Task statement
Copy out the data exactly, leaving the pictures behind.

Recorded data
○ ○ ○ ○

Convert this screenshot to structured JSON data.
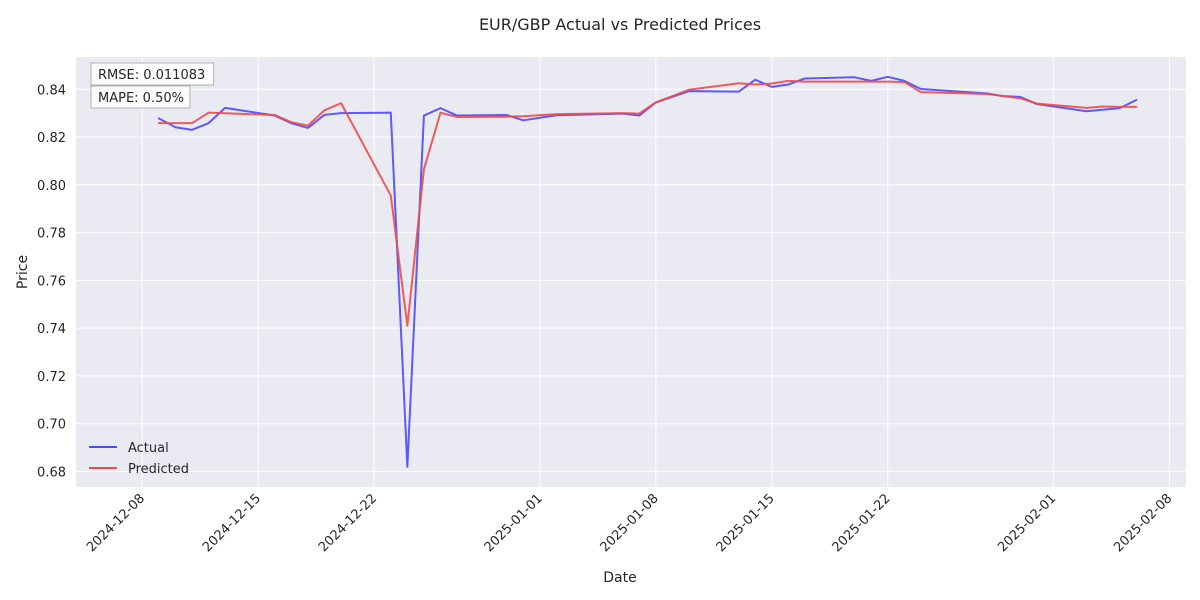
{
  "chart_data": {
    "type": "line",
    "title": "EUR/GBP Actual vs Predicted Prices",
    "xlabel": "Date",
    "ylabel": "Price",
    "xlim": [
      "2024-12-04",
      "2025-02-09"
    ],
    "ylim": [
      0.6735,
      0.8535
    ],
    "x_ticks": [
      "2024-12-08",
      "2024-12-15",
      "2024-12-22",
      "2025-01-01",
      "2025-01-08",
      "2025-01-15",
      "2025-01-22",
      "2025-02-01",
      "2025-02-08"
    ],
    "y_ticks": [
      0.68,
      0.7,
      0.72,
      0.74,
      0.76,
      0.78,
      0.8,
      0.82,
      0.84
    ],
    "grid": true,
    "legend_position": "bottom-left",
    "annotations": [
      "RMSE: 0.011083",
      "MAPE: 0.50%"
    ],
    "series": [
      {
        "name": "Actual",
        "color": "#4a4aff",
        "points": [
          [
            "2024-12-09",
            0.8278
          ],
          [
            "2024-12-10",
            0.8241
          ],
          [
            "2024-12-11",
            0.823
          ],
          [
            "2024-12-12",
            0.8258
          ],
          [
            "2024-12-13",
            0.8322
          ],
          [
            "2024-12-16",
            0.829
          ],
          [
            "2024-12-17",
            0.8258
          ],
          [
            "2024-12-18",
            0.8238
          ],
          [
            "2024-12-19",
            0.8293
          ],
          [
            "2024-12-20",
            0.83
          ],
          [
            "2024-12-23",
            0.8302
          ],
          [
            "2024-12-24",
            0.682
          ],
          [
            "2024-12-25",
            0.829
          ],
          [
            "2024-12-26",
            0.8321
          ],
          [
            "2024-12-27",
            0.829
          ],
          [
            "2024-12-30",
            0.8292
          ],
          [
            "2024-12-31",
            0.827
          ],
          [
            "2025-01-02",
            0.8291
          ],
          [
            "2025-01-06",
            0.8298
          ],
          [
            "2025-01-07",
            0.829
          ],
          [
            "2025-01-08",
            0.8345
          ],
          [
            "2025-01-10",
            0.8392
          ],
          [
            "2025-01-13",
            0.839
          ],
          [
            "2025-01-14",
            0.844
          ],
          [
            "2025-01-15",
            0.841
          ],
          [
            "2025-01-16",
            0.842
          ],
          [
            "2025-01-17",
            0.8445
          ],
          [
            "2025-01-20",
            0.845
          ],
          [
            "2025-01-21",
            0.8435
          ],
          [
            "2025-01-22",
            0.8452
          ],
          [
            "2025-01-23",
            0.8435
          ],
          [
            "2025-01-24",
            0.8401
          ],
          [
            "2025-01-28",
            0.8382
          ],
          [
            "2025-01-29",
            0.8371
          ],
          [
            "2025-01-30",
            0.8368
          ],
          [
            "2025-01-31",
            0.8338
          ],
          [
            "2025-02-03",
            0.8308
          ],
          [
            "2025-02-05",
            0.8321
          ],
          [
            "2025-02-06",
            0.8355
          ]
        ]
      },
      {
        "name": "Predicted",
        "color": "#f04a4a",
        "points": [
          [
            "2024-12-09",
            0.8258
          ],
          [
            "2024-12-11",
            0.8258
          ],
          [
            "2024-12-12",
            0.8302
          ],
          [
            "2024-12-16",
            0.8292
          ],
          [
            "2024-12-17",
            0.8262
          ],
          [
            "2024-12-18",
            0.8248
          ],
          [
            "2024-12-19",
            0.8312
          ],
          [
            "2024-12-20",
            0.8342
          ],
          [
            "2024-12-23",
            0.7955
          ],
          [
            "2024-12-24",
            0.741
          ],
          [
            "2024-12-25",
            0.8065
          ],
          [
            "2024-12-26",
            0.8302
          ],
          [
            "2024-12-27",
            0.8284
          ],
          [
            "2024-12-30",
            0.8285
          ],
          [
            "2024-12-31",
            0.8287
          ],
          [
            "2025-01-02",
            0.8296
          ],
          [
            "2025-01-06",
            0.83
          ],
          [
            "2025-01-07",
            0.8298
          ],
          [
            "2025-01-08",
            0.8345
          ],
          [
            "2025-01-10",
            0.8398
          ],
          [
            "2025-01-13",
            0.8425
          ],
          [
            "2025-01-14",
            0.842
          ],
          [
            "2025-01-15",
            0.8424
          ],
          [
            "2025-01-16",
            0.8435
          ],
          [
            "2025-01-17",
            0.8432
          ],
          [
            "2025-01-20",
            0.8432
          ],
          [
            "2025-01-21",
            0.8432
          ],
          [
            "2025-01-22",
            0.8432
          ],
          [
            "2025-01-23",
            0.843
          ],
          [
            "2025-01-24",
            0.8388
          ],
          [
            "2025-01-28",
            0.838
          ],
          [
            "2025-01-29",
            0.8371
          ],
          [
            "2025-01-30",
            0.8362
          ],
          [
            "2025-01-31",
            0.834
          ],
          [
            "2025-02-03",
            0.8322
          ],
          [
            "2025-02-04",
            0.8328
          ],
          [
            "2025-02-05",
            0.8326
          ],
          [
            "2025-02-06",
            0.8326
          ]
        ]
      }
    ]
  }
}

○ ○ ○ ○

Exercise response
Convert this screenshot to structured JSON data.
{
  "chart_data": {
    "type": "line",
    "title": "EUR/GBP Actual vs Predicted Prices",
    "xlabel": "Date",
    "ylabel": "Price",
    "xlim": [
      "2024-12-04",
      "2025-02-09"
    ],
    "ylim": [
      0.6735,
      0.8535
    ],
    "x_ticks": [
      "2024-12-08",
      "2024-12-15",
      "2024-12-22",
      "2025-01-01",
      "2025-01-08",
      "2025-01-15",
      "2025-01-22",
      "2025-02-01",
      "2025-02-08"
    ],
    "y_ticks": [
      0.68,
      0.7,
      0.72,
      0.74,
      0.76,
      0.78,
      0.8,
      0.82,
      0.84
    ],
    "grid": true,
    "legend_position": "bottom-left",
    "annotations": [
      "RMSE: 0.011083",
      "MAPE: 0.50%"
    ],
    "series": [
      {
        "name": "Actual",
        "color": "#4a4aff",
        "points": [
          [
            "2024-12-09",
            0.8278
          ],
          [
            "2024-12-10",
            0.8241
          ],
          [
            "2024-12-11",
            0.823
          ],
          [
            "2024-12-12",
            0.8258
          ],
          [
            "2024-12-13",
            0.8322
          ],
          [
            "2024-12-16",
            0.829
          ],
          [
            "2024-12-17",
            0.8258
          ],
          [
            "2024-12-18",
            0.8238
          ],
          [
            "2024-12-19",
            0.8293
          ],
          [
            "2024-12-20",
            0.83
          ],
          [
            "2024-12-23",
            0.8302
          ],
          [
            "2024-12-24",
            0.682
          ],
          [
            "2024-12-25",
            0.829
          ],
          [
            "2024-12-26",
            0.8321
          ],
          [
            "2024-12-27",
            0.829
          ],
          [
            "2024-12-30",
            0.8292
          ],
          [
            "2024-12-31",
            0.827
          ],
          [
            "2025-01-02",
            0.8291
          ],
          [
            "2025-01-06",
            0.8298
          ],
          [
            "2025-01-07",
            0.829
          ],
          [
            "2025-01-08",
            0.8345
          ],
          [
            "2025-01-10",
            0.8392
          ],
          [
            "2025-01-13",
            0.839
          ],
          [
            "2025-01-14",
            0.844
          ],
          [
            "2025-01-15",
            0.841
          ],
          [
            "2025-01-16",
            0.842
          ],
          [
            "2025-01-17",
            0.8445
          ],
          [
            "2025-01-20",
            0.845
          ],
          [
            "2025-01-21",
            0.8435
          ],
          [
            "2025-01-22",
            0.8452
          ],
          [
            "2025-01-23",
            0.8435
          ],
          [
            "2025-01-24",
            0.8401
          ],
          [
            "2025-01-28",
            0.8382
          ],
          [
            "2025-01-29",
            0.8371
          ],
          [
            "2025-01-30",
            0.8368
          ],
          [
            "2025-01-31",
            0.8338
          ],
          [
            "2025-02-03",
            0.8308
          ],
          [
            "2025-02-05",
            0.8321
          ],
          [
            "2025-02-06",
            0.8355
          ]
        ]
      },
      {
        "name": "Predicted",
        "color": "#f04a4a",
        "points": [
          [
            "2024-12-09",
            0.8258
          ],
          [
            "2024-12-11",
            0.8258
          ],
          [
            "2024-12-12",
            0.8302
          ],
          [
            "2024-12-16",
            0.8292
          ],
          [
            "2024-12-17",
            0.8262
          ],
          [
            "2024-12-18",
            0.8248
          ],
          [
            "2024-12-19",
            0.8312
          ],
          [
            "2024-12-20",
            0.8342
          ],
          [
            "2024-12-23",
            0.7955
          ],
          [
            "2024-12-24",
            0.741
          ],
          [
            "2024-12-25",
            0.8065
          ],
          [
            "2024-12-26",
            0.8302
          ],
          [
            "2024-12-27",
            0.8284
          ],
          [
            "2024-12-30",
            0.8285
          ],
          [
            "2024-12-31",
            0.8287
          ],
          [
            "2025-01-02",
            0.8296
          ],
          [
            "2025-01-06",
            0.83
          ],
          [
            "2025-01-07",
            0.8298
          ],
          [
            "2025-01-08",
            0.8345
          ],
          [
            "2025-01-10",
            0.8398
          ],
          [
            "2025-01-13",
            0.8425
          ],
          [
            "2025-01-14",
            0.842
          ],
          [
            "2025-01-15",
            0.8424
          ],
          [
            "2025-01-16",
            0.8435
          ],
          [
            "2025-01-17",
            0.8432
          ],
          [
            "2025-01-20",
            0.8432
          ],
          [
            "2025-01-21",
            0.8432
          ],
          [
            "2025-01-22",
            0.8432
          ],
          [
            "2025-01-23",
            0.843
          ],
          [
            "2025-01-24",
            0.8388
          ],
          [
            "2025-01-28",
            0.838
          ],
          [
            "2025-01-29",
            0.8371
          ],
          [
            "2025-01-30",
            0.8362
          ],
          [
            "2025-01-31",
            0.834
          ],
          [
            "2025-02-03",
            0.8322
          ],
          [
            "2025-02-04",
            0.8328
          ],
          [
            "2025-02-05",
            0.8326
          ],
          [
            "2025-02-06",
            0.8326
          ]
        ]
      }
    ]
  }
}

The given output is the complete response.